A multiplication mindset moves us beyond just trying to preserve what is to imagine what could be. Instead of expending all of our energy plugging a leaking dike, let’s pour out our effort on new creative ways to disciple, evangelize, and worship.
5) Share the good news
We professionals are not nearly enough to create multiplication. God working through his people is how multiplication will happen. This year many Americans have devoted massive energy toward fighting racial injustice. The NY Times bestseller list is populated with books on racism. Americans have given up their nights and weekends to protest, and they’ve given up their finances to fund the work. They’ve spent time and energy engaging in serious dialogue with friends and co-workers. Why? Because injustice matters and a concern about racism captured their hearts.
I am grateful for the important and timely work being done to right wrongs and to bring this sin to the fore (even if, at times, I disagree with the objectives and means by which it’s being done). But do we have such a passion for the state of our neighbor’s soul? Do we have such courage to engage spiritual conversations over the eternal weight of our co-worker’s relationship with Christ? Paul calls every Christian a minister of reconciliation (2 Corinthians 5:18). It is good and right for us to be ministers of reconciliation in this world to help tear down the dividing walls of racism, but greater still is our work in reconciling sinners (enemies of God) with Christ. If you care about horizontal reconciliation, shouldn’t you be that much more passionate about vertical reconciliation? The former can’t happen without the latter, after all.

> [Provided data]
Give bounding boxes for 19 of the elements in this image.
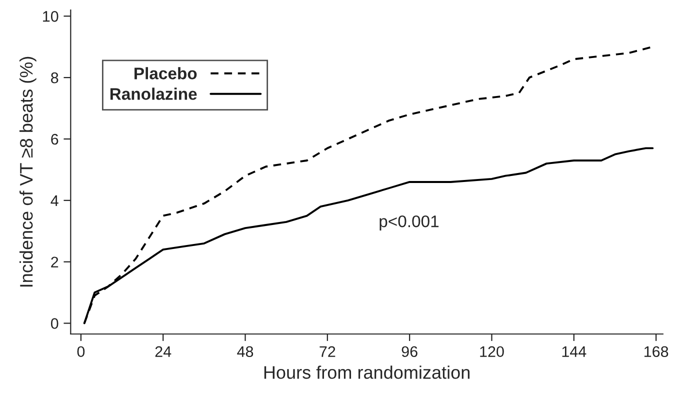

> [Work to do]
Transcribe the whole passage on multiplication and sharing the good news word for word, keeping its paragraph breaks and the "5) Share the good news" heading.

> [Written solution]
A multiplication mindset moves us beyond just trying to preserve what is to imagine what could be. Instead of expending all of our energy plugging a leaking dike, let’s pour out our effort on new creative ways to disciple, evangelize, and worship.
5) Share the good news
We professionals are not nearly enough to create multiplication. God working through his people is how multiplication will happen. This year many Americans have devoted massive energy toward fighting racial injustice. The NY Times bestseller list is populated with books on racism. Americans have given up their nights and weekends to protest, and they’ve given up their finances to fund the work. They’ve spent time and energy engaging in serious dialogue with friends and co-workers. Why? Because injustice matters and a concern about racism captured their hearts.
I am grateful for the important and timely work being done to right wrongs and to bring this sin to the fore (even if, at times, I disagree with the objectives and means by which it’s being done). But do we have such a passion for the state of our neighbor’s soul? Do we have such courage to engage spiritual conversations over the eternal weight of our co-worker’s relationship with Christ? Paul calls every Christian a minister of reconciliation (2 Corinthians 5:18). It is good and right for us to be ministers of reconciliation in this world to help tear down the dividing walls of racism, but greater still is our work in reconciling sinners (enemies of God) with Christ. If you care about horizontal reconciliation, shouldn’t you be that much more passionate about vertical reconciliation? The former can’t happen without the latter, after all.